— AIM —
Reproduce exactly the lines from the one containing "What's the underlying" through the last line of the records below, both included, and nothing else.

**** GIVEN ENTRIES ****

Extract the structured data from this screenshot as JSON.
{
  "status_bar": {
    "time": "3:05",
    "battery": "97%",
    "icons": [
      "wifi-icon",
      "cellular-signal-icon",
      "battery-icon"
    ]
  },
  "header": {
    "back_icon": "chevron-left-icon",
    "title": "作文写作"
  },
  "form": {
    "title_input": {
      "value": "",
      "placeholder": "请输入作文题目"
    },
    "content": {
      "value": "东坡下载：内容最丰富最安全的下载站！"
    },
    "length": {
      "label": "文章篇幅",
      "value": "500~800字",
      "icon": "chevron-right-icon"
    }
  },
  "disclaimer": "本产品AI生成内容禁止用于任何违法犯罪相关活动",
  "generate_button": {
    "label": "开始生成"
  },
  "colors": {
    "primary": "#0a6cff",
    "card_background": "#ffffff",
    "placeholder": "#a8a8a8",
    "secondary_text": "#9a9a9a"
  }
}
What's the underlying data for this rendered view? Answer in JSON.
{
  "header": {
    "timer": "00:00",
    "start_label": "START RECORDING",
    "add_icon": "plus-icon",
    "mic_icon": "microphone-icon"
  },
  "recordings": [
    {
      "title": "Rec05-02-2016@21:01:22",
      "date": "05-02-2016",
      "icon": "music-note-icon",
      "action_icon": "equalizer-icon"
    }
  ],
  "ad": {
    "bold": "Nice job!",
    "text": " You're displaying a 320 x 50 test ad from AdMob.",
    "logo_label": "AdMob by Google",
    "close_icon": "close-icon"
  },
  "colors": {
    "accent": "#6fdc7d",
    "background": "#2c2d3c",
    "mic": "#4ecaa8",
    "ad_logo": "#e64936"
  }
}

****

— REPLY —
What's the underlying data for this rendered view? Answer in JSON.
{
  "header": {
    "timer": "00:00",
    "start_label": "START RECORDING",
    "add_icon": "plus-icon",
    "mic_icon": "microphone-icon"
  },
  "recordings": [
    {
      "title": "Rec05-02-2016@21:01:22",
      "date": "05-02-2016",
      "icon": "music-note-icon",
      "action_icon": "equalizer-icon"
    }
  ],
  "ad": {
    "bold": "Nice job!",
    "text": " You're displaying a 320 x 50 test ad from AdMob.",
    "logo_label": "AdMob by Google",
    "close_icon": "close-icon"
  },
  "colors": {
    "accent": "#6fdc7d",
    "background": "#2c2d3c",
    "mic": "#4ecaa8",
    "ad_logo": "#e64936"
  }
}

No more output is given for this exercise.